*** Material for this task

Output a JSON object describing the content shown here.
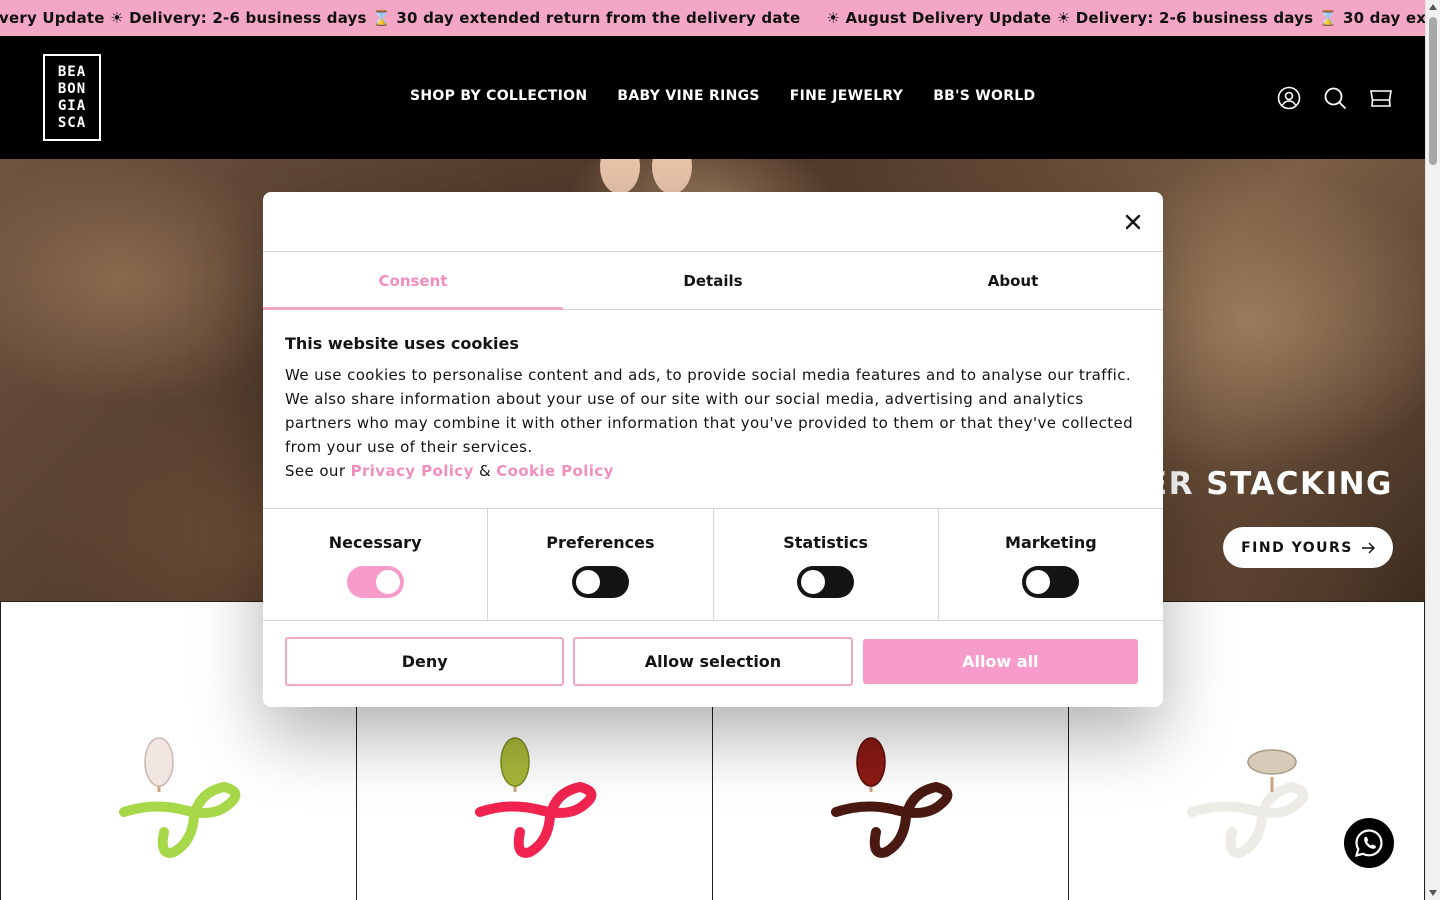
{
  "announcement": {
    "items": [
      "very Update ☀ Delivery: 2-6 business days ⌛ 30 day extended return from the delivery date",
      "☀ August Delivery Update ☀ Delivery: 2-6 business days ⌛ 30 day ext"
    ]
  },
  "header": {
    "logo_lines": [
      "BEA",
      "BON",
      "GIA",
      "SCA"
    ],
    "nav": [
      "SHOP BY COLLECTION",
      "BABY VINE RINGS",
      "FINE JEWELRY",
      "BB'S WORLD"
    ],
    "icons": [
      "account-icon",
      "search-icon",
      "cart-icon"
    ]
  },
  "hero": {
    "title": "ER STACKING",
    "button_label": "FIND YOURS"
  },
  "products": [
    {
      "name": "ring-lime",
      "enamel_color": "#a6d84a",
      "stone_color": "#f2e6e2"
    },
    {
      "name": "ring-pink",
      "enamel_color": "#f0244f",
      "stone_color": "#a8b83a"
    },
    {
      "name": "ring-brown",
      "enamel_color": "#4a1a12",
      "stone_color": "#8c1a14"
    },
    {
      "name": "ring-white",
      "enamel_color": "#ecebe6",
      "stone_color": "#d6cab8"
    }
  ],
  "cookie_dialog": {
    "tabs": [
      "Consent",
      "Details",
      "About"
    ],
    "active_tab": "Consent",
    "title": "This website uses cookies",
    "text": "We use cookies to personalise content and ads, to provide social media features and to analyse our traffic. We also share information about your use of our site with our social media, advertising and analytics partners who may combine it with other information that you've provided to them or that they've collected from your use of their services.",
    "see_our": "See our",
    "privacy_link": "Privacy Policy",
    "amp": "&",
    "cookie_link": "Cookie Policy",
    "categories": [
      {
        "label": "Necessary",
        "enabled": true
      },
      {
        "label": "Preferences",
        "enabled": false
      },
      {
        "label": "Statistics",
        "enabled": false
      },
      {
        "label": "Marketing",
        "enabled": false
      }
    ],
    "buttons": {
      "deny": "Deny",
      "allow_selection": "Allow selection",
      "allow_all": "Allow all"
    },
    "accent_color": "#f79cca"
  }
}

******
*** Material for this task

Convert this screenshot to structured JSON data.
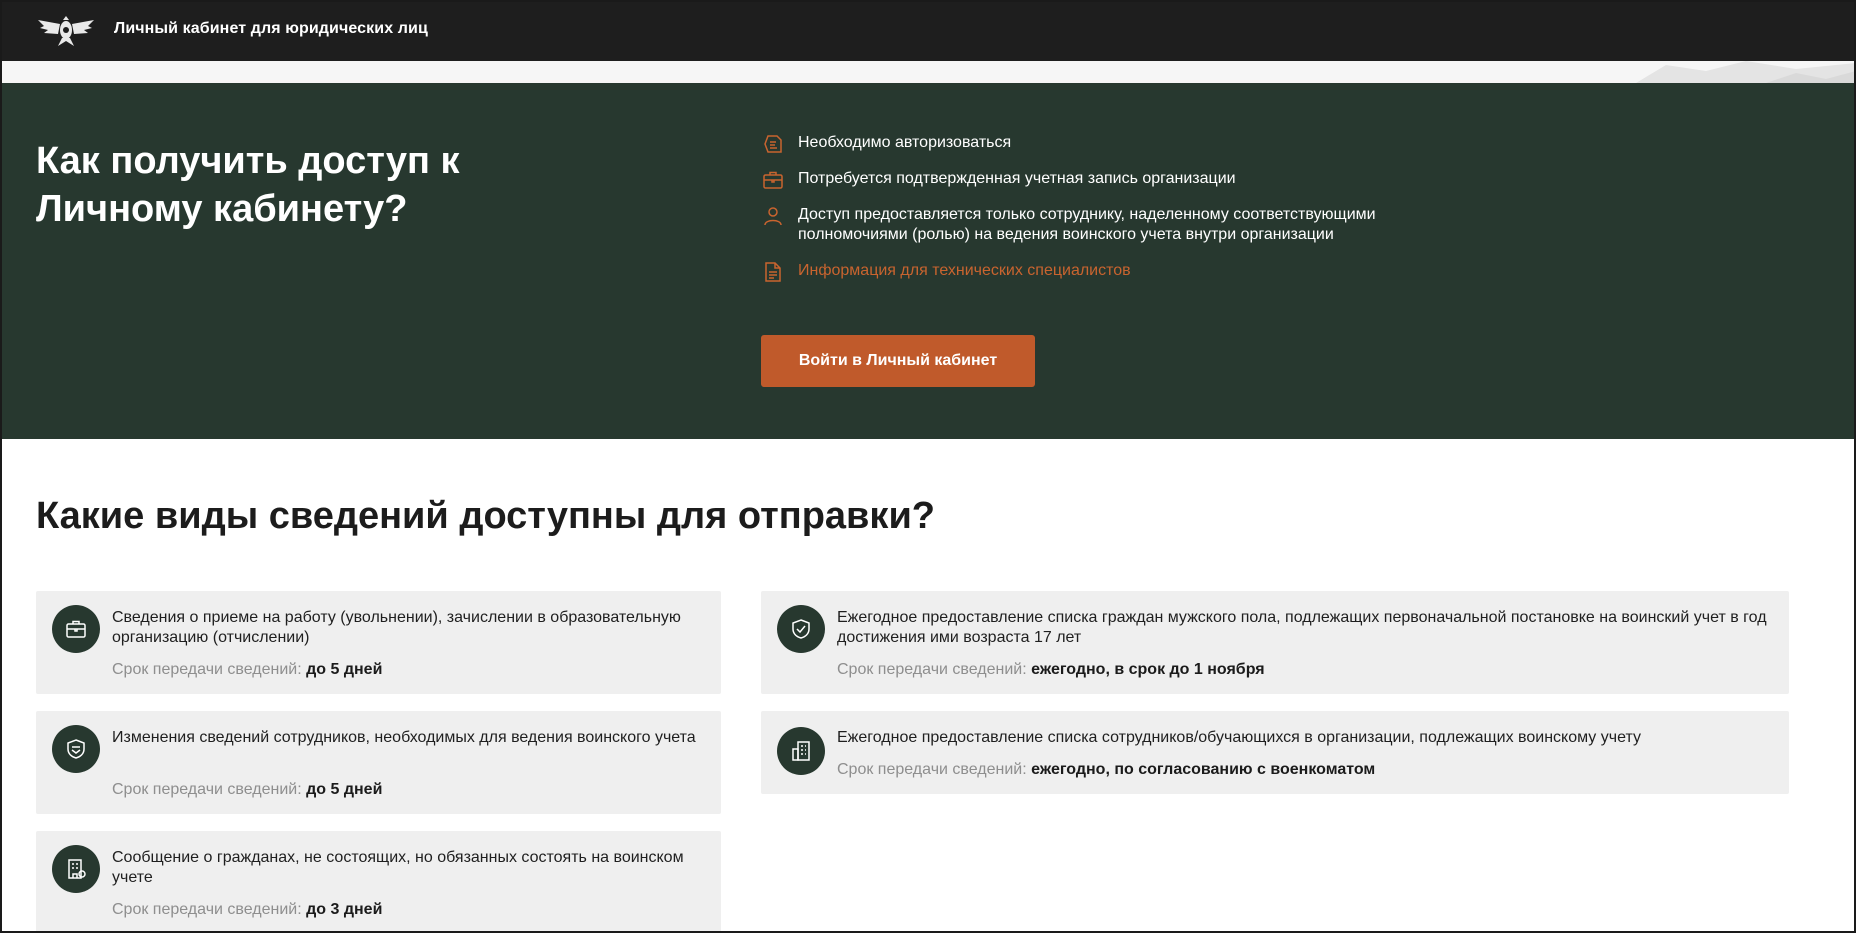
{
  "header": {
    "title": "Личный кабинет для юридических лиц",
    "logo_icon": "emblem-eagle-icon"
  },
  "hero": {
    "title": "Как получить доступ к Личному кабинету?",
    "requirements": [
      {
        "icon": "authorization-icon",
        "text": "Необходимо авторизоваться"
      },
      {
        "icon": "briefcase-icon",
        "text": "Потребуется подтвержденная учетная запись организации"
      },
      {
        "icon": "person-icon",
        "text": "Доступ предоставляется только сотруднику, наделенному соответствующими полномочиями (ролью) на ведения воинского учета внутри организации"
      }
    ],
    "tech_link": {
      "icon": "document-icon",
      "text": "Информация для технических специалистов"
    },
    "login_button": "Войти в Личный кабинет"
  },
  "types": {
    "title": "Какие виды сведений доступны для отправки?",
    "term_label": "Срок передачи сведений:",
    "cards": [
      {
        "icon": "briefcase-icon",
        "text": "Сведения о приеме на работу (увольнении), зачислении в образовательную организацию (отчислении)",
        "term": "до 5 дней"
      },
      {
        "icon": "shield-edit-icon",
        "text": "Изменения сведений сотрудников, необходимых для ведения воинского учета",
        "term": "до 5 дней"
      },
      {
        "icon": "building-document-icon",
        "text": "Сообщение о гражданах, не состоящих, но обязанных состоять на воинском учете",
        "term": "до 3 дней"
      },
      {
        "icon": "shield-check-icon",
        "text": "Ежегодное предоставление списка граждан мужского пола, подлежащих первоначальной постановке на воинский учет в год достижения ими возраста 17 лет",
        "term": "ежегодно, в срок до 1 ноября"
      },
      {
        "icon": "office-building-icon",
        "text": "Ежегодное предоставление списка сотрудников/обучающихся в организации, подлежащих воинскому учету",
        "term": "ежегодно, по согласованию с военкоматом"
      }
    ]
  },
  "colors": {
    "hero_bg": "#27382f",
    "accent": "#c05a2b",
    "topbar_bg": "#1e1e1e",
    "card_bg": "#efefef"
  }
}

******
*** Material for this task

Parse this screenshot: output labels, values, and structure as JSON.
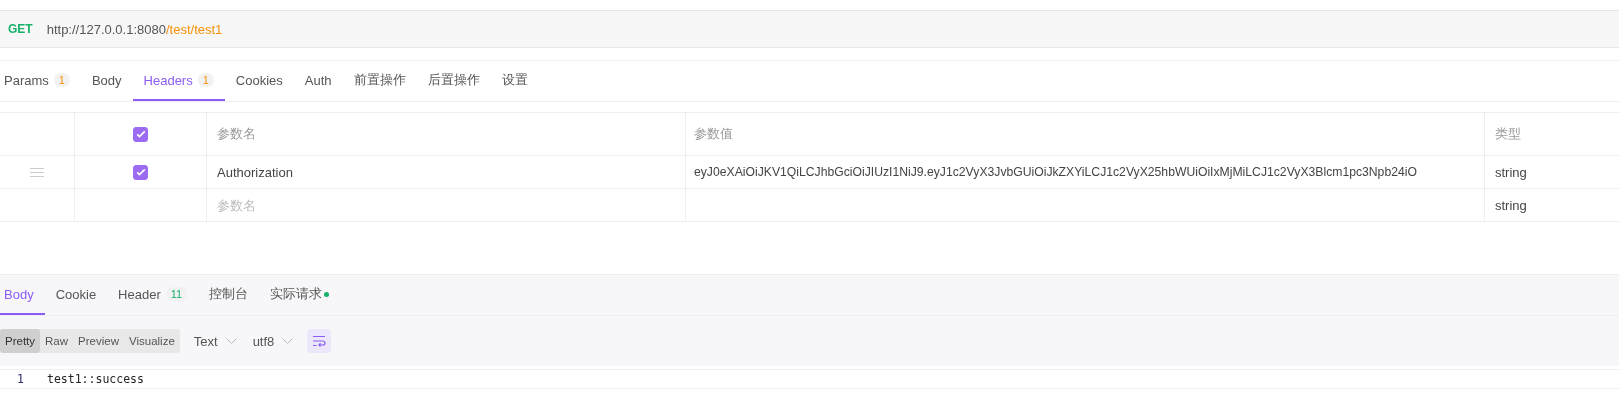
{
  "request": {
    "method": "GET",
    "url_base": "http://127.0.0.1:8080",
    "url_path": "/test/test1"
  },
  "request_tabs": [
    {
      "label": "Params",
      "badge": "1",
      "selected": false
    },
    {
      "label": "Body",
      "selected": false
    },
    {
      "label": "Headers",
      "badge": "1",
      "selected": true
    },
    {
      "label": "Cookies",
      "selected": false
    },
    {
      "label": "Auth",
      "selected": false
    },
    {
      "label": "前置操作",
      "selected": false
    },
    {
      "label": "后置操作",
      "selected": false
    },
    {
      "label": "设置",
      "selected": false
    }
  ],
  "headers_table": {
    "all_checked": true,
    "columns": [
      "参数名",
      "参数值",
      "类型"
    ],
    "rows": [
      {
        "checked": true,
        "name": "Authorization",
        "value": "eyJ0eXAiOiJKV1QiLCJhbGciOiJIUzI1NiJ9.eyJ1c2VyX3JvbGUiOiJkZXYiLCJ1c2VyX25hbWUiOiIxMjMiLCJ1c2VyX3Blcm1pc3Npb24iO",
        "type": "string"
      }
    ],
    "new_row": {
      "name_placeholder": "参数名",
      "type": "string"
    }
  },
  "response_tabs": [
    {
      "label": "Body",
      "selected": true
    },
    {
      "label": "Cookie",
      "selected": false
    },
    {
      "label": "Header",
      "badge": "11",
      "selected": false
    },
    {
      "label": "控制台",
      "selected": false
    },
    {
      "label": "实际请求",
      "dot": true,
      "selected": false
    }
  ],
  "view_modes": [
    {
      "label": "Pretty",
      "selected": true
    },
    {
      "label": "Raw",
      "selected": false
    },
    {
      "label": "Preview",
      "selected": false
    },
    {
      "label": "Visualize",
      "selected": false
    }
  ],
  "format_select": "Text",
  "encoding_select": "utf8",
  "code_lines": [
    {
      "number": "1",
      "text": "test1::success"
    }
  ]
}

******

Locate the word "Личный" in the entries, and copy every line where it is found.

» **Correct response**
    "title": "Личный кабинет для юридических лиц",
    "login_button": "Войти в Личный кабинет"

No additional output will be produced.